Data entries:

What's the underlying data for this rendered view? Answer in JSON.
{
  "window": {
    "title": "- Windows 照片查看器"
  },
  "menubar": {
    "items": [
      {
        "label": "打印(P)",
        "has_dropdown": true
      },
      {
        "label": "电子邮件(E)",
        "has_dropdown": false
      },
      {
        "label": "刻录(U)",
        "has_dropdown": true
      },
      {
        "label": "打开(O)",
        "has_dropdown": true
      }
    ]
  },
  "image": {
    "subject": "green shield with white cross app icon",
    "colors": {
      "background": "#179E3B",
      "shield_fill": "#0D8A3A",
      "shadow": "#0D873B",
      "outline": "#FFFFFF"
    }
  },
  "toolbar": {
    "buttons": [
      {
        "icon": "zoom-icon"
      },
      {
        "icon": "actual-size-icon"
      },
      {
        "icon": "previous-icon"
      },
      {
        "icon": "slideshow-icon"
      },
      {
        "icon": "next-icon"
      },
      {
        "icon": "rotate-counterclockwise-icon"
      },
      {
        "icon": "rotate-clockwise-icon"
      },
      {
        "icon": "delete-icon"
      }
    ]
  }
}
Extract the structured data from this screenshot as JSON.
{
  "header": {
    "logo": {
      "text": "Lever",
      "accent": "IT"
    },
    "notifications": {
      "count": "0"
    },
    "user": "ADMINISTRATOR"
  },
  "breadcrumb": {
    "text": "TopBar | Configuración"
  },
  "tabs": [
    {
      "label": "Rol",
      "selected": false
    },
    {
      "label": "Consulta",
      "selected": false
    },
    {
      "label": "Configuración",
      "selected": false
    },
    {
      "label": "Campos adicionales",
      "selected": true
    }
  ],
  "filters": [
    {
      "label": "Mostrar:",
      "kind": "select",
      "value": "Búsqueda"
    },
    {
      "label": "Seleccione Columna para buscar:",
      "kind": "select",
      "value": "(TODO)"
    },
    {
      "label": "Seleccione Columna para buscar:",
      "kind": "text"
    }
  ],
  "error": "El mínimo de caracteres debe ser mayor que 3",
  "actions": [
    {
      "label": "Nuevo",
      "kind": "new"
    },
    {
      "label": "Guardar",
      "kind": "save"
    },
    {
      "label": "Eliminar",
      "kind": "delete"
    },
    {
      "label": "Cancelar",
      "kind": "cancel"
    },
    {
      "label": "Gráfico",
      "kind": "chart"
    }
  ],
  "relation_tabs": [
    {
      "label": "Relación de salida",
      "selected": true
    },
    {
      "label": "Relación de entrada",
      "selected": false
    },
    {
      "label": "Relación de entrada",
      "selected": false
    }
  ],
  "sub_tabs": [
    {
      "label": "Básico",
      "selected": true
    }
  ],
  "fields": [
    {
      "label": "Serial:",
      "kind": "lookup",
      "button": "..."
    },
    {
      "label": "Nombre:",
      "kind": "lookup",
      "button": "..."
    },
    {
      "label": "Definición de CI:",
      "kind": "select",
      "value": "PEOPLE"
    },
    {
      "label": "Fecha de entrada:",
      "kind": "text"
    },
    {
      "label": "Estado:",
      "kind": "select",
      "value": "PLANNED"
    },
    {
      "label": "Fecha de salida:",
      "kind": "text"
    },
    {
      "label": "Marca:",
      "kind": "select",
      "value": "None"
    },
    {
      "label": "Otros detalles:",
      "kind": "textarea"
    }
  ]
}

• **TASK DETAILS**:
Reproduce the records above exactly.

• **OUTPUT FOR THIS TASK**:
What's the underlying data for this rendered view? Answer in JSON.
{
  "window": {
    "title": "- Windows 照片查看器"
  },
  "menubar": {
    "items": [
      {
        "label": "打印(P)",
        "has_dropdown": true
      },
      {
        "label": "电子邮件(E)",
        "has_dropdown": false
      },
      {
        "label": "刻录(U)",
        "has_dropdown": true
      },
      {
        "label": "打开(O)",
        "has_dropdown": true
      }
    ]
  },
  "image": {
    "subject": "green shield with white cross app icon",
    "colors": {
      "background": "#179E3B",
      "shield_fill": "#0D8A3A",
      "shadow": "#0D873B",
      "outline": "#FFFFFF"
    }
  },
  "toolbar": {
    "buttons": [
      {
        "icon": "zoom-icon"
      },
      {
        "icon": "actual-size-icon"
      },
      {
        "icon": "previous-icon"
      },
      {
        "icon": "slideshow-icon"
      },
      {
        "icon": "next-icon"
      },
      {
        "icon": "rotate-counterclockwise-icon"
      },
      {
        "icon": "rotate-clockwise-icon"
      },
      {
        "icon": "delete-icon"
      }
    ]
  }
}
Extract the structured data from this screenshot as JSON.
{
  "header": {
    "logo": {
      "text": "Lever",
      "accent": "IT"
    },
    "notifications": {
      "count": "0"
    },
    "user": "ADMINISTRATOR"
  },
  "breadcrumb": {
    "text": "TopBar | Configuración"
  },
  "tabs": [
    {
      "label": "Rol",
      "selected": false
    },
    {
      "label": "Consulta",
      "selected": false
    },
    {
      "label": "Configuración",
      "selected": false
    },
    {
      "label": "Campos adicionales",
      "selected": true
    }
  ],
  "filters": [
    {
      "label": "Mostrar:",
      "kind": "select",
      "value": "Búsqueda"
    },
    {
      "label": "Seleccione Columna para buscar:",
      "kind": "select",
      "value": "(TODO)"
    },
    {
      "label": "Seleccione Columna para buscar:",
      "kind": "text"
    }
  ],
  "error": "El mínimo de caracteres debe ser mayor que 3",
  "actions": [
    {
      "label": "Nuevo",
      "kind": "new"
    },
    {
      "label": "Guardar",
      "kind": "save"
    },
    {
      "label": "Eliminar",
      "kind": "delete"
    },
    {
      "label": "Cancelar",
      "kind": "cancel"
    },
    {
      "label": "Gráfico",
      "kind": "chart"
    }
  ],
  "relation_tabs": [
    {
      "label": "Relación de salida",
      "selected": true
    },
    {
      "label": "Relación de entrada",
      "selected": false
    },
    {
      "label": "Relación de entrada",
      "selected": false
    }
  ],
  "sub_tabs": [
    {
      "label": "Básico",
      "selected": true
    }
  ],
  "fields": [
    {
      "label": "Serial:",
      "kind": "lookup",
      "button": "..."
    },
    {
      "label": "Nombre:",
      "kind": "lookup",
      "button": "..."
    },
    {
      "label": "Definición de CI:",
      "kind": "select",
      "value": "PEOPLE"
    },
    {
      "label": "Fecha de entrada:",
      "kind": "text"
    },
    {
      "label": "Estado:",
      "kind": "select",
      "value": "PLANNED"
    },
    {
      "label": "Fecha de salida:",
      "kind": "text"
    },
    {
      "label": "Marca:",
      "kind": "select",
      "value": "None"
    },
    {
      "label": "Otros detalles:",
      "kind": "textarea"
    }
  ]
}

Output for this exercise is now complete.